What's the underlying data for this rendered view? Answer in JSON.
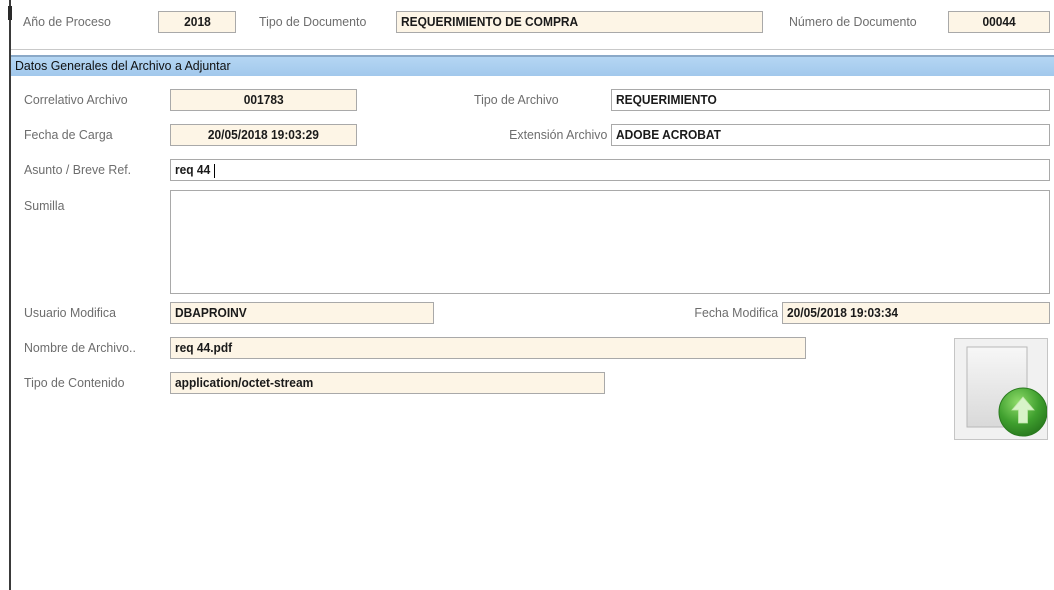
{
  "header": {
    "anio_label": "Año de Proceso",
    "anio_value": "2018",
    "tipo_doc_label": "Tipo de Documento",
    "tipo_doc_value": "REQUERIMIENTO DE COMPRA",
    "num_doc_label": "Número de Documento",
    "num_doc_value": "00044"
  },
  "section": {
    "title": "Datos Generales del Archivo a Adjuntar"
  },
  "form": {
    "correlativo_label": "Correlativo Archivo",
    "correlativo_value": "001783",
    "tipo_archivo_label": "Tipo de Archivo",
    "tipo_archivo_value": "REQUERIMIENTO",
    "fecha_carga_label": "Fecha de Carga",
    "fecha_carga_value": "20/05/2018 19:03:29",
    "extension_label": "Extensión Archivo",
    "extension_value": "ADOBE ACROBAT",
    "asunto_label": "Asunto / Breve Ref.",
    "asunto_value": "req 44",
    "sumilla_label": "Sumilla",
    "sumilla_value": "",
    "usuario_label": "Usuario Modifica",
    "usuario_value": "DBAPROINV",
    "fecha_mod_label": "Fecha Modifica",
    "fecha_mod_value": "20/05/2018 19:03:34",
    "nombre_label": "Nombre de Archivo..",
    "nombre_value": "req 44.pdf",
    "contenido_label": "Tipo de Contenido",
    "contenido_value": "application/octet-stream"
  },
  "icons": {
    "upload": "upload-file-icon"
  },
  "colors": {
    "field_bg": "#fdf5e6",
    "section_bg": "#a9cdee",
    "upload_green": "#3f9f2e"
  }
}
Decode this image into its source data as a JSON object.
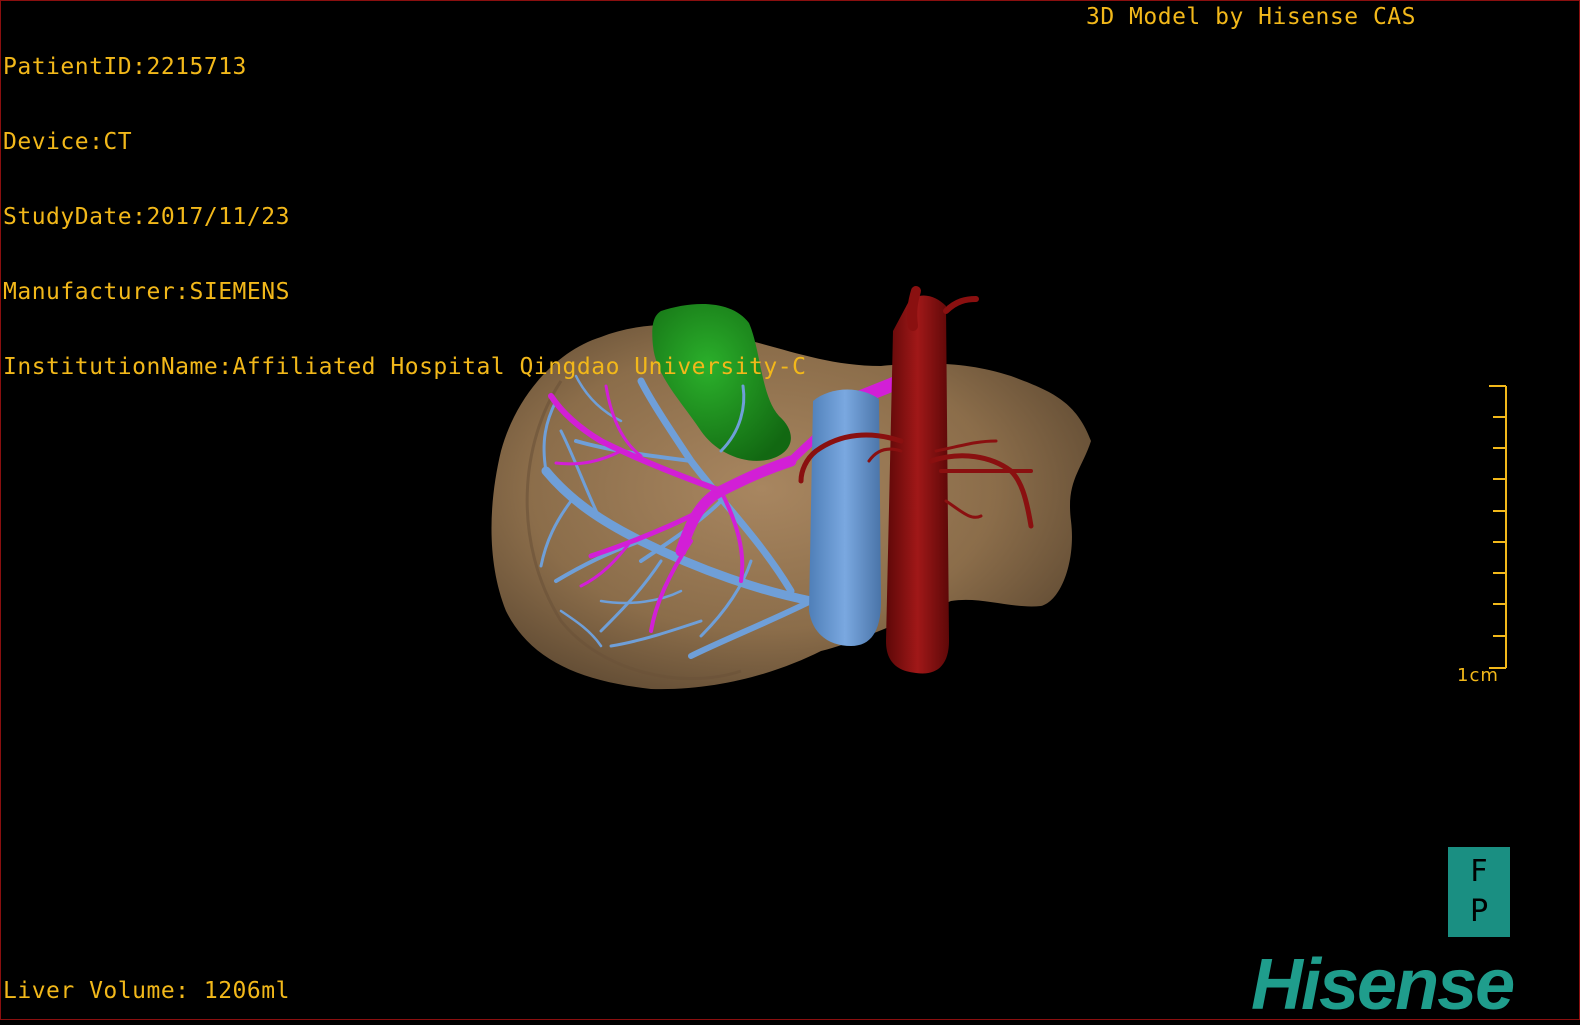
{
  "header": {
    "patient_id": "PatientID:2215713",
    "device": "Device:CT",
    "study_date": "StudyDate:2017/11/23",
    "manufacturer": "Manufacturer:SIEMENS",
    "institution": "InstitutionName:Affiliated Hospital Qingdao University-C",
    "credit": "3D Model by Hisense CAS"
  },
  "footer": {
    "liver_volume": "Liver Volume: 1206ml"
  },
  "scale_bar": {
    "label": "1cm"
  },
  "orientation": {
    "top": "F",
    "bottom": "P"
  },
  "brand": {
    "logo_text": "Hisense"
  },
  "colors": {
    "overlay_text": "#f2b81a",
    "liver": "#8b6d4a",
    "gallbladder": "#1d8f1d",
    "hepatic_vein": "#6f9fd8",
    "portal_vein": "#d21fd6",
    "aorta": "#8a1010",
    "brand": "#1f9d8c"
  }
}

━━━━━━

Aim of the task:
Make an exact copy of the lines above, starting at the line that contains "Decode this image" and running through the final line of the entries. Omit the pictures.

Right answer:
Decode this image into its source data as a JSON object.
{
  "header": {
    "patient_id": "PatientID:2215713",
    "device": "Device:CT",
    "study_date": "StudyDate:2017/11/23",
    "manufacturer": "Manufacturer:SIEMENS",
    "institution": "InstitutionName:Affiliated Hospital Qingdao University-C",
    "credit": "3D Model by Hisense CAS"
  },
  "footer": {
    "liver_volume": "Liver Volume: 1206ml"
  },
  "scale_bar": {
    "label": "1cm"
  },
  "orientation": {
    "top": "F",
    "bottom": "P"
  },
  "brand": {
    "logo_text": "Hisense"
  },
  "colors": {
    "overlay_text": "#f2b81a",
    "liver": "#8b6d4a",
    "gallbladder": "#1d8f1d",
    "hepatic_vein": "#6f9fd8",
    "portal_vein": "#d21fd6",
    "aorta": "#8a1010",
    "brand": "#1f9d8c"
  }
}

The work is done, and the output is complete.